EXERCISE GOAL: Collect each line of the entries that holds the string "Windows".

(Some records)

**********

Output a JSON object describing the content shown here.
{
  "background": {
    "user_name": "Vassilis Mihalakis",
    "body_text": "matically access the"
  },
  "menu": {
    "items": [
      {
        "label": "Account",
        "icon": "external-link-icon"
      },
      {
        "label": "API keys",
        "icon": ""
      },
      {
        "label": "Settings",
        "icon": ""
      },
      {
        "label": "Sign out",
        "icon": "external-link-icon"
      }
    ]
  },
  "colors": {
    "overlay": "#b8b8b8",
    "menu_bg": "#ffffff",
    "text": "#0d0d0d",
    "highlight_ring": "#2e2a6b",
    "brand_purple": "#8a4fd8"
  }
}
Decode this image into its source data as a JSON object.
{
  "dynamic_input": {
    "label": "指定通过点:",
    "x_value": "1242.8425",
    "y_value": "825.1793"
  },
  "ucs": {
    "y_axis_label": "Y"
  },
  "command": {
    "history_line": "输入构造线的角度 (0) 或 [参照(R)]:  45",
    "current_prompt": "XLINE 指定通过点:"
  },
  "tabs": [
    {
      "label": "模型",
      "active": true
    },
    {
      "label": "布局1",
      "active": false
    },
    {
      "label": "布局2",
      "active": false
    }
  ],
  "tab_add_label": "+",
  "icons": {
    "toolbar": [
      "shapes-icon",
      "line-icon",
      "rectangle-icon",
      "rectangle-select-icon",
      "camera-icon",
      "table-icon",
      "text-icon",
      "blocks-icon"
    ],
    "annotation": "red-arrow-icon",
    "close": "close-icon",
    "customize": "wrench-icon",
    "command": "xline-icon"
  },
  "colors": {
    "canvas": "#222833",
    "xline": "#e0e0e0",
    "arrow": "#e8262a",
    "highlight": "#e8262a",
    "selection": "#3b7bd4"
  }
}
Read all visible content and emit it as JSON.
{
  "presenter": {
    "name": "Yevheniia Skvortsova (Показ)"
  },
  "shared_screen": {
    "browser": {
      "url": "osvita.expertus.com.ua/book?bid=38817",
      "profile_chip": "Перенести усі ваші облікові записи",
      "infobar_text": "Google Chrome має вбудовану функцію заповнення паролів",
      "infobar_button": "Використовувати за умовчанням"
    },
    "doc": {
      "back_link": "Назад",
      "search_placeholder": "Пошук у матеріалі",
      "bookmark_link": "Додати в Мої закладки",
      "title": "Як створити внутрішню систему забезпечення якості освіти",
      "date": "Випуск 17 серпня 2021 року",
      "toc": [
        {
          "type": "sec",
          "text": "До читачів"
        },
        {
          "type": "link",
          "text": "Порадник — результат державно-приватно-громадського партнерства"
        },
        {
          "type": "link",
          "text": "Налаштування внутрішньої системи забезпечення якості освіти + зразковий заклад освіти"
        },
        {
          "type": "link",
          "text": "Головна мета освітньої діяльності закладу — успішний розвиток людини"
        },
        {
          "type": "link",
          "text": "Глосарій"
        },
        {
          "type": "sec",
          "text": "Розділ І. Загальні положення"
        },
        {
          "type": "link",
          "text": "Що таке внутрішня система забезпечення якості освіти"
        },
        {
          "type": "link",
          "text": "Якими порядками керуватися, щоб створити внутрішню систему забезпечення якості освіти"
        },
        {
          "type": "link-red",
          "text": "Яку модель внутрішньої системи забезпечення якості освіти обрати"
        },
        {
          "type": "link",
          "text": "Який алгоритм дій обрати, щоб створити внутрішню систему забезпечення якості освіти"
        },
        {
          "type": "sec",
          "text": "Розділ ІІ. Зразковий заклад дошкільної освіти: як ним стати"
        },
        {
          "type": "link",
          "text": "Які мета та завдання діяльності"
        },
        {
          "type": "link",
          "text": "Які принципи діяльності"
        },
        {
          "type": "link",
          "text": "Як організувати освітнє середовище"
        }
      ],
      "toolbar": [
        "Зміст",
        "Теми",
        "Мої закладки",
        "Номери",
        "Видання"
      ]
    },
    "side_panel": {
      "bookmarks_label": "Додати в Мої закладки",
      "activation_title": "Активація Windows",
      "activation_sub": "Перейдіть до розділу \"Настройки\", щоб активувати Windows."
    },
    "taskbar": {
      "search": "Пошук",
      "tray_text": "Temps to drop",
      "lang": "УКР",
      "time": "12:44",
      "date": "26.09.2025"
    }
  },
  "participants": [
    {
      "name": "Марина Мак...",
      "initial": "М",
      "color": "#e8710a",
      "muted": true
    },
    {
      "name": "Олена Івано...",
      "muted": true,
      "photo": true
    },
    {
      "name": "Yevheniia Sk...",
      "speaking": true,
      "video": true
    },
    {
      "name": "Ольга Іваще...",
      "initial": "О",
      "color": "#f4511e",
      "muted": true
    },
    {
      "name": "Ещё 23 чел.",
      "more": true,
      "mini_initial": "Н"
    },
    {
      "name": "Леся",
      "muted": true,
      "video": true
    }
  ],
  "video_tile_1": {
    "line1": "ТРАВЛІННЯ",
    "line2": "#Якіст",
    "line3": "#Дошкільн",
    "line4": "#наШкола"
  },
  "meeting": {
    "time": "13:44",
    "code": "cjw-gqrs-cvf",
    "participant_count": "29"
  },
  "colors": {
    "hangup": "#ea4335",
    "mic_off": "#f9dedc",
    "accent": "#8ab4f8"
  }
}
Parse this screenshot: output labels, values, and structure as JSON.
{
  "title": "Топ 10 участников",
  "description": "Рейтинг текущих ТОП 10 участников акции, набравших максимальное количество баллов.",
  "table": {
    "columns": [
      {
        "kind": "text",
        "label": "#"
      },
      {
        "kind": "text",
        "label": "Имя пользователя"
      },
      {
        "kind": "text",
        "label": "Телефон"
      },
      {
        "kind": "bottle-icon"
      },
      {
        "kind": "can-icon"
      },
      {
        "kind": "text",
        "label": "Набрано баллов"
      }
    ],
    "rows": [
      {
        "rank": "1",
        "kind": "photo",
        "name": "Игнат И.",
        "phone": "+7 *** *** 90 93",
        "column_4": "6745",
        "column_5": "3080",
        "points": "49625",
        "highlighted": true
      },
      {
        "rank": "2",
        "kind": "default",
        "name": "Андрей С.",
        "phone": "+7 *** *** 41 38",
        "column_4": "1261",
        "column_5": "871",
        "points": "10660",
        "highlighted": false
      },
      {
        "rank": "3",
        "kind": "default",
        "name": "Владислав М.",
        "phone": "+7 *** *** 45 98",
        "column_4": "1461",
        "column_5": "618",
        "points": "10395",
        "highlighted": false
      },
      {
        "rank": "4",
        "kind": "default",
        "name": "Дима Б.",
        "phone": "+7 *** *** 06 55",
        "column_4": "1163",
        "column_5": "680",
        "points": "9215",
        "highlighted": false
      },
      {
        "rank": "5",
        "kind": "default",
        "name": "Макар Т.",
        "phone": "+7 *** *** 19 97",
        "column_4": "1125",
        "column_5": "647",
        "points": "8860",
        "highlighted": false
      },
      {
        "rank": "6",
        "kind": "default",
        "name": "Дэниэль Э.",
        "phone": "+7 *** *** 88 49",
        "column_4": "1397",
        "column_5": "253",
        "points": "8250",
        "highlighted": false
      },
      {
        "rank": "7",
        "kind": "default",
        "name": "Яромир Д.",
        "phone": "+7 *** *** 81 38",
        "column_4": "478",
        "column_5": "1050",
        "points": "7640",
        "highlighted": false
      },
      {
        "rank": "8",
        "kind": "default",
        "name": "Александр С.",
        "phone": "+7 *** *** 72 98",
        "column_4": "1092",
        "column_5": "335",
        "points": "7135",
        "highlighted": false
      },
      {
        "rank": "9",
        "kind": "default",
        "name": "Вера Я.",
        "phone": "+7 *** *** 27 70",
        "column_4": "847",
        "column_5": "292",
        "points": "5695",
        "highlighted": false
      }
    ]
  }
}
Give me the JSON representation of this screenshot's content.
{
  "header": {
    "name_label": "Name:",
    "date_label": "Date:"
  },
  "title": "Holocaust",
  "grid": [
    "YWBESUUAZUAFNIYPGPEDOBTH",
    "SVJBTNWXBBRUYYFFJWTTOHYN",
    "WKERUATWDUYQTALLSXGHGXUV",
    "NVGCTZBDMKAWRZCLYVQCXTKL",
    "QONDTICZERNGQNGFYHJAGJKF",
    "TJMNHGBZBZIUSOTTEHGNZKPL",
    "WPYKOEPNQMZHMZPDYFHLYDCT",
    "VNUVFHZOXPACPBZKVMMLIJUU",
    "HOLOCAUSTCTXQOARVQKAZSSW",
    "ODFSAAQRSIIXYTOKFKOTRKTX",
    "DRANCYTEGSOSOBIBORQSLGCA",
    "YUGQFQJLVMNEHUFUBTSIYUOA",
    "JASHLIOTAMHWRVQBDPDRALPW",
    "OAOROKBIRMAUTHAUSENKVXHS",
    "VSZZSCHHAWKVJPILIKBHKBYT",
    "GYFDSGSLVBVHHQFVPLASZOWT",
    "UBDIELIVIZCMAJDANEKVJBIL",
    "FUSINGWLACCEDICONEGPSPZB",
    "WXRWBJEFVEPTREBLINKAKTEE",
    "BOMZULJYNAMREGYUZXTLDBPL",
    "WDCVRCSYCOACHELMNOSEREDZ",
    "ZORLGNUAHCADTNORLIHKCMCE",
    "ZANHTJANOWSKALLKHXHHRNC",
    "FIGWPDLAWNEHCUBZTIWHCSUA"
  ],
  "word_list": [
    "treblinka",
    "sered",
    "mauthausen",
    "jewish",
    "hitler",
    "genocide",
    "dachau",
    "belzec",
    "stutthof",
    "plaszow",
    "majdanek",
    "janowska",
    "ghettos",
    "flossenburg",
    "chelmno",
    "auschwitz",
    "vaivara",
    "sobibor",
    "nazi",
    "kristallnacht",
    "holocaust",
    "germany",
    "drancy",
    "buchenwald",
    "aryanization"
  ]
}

**********

FINISHED TASK:
      "activation_title": "Активація Windows",
      "activation_sub": "Перейдіть до розділу \"Настройки\", щоб активувати Windows."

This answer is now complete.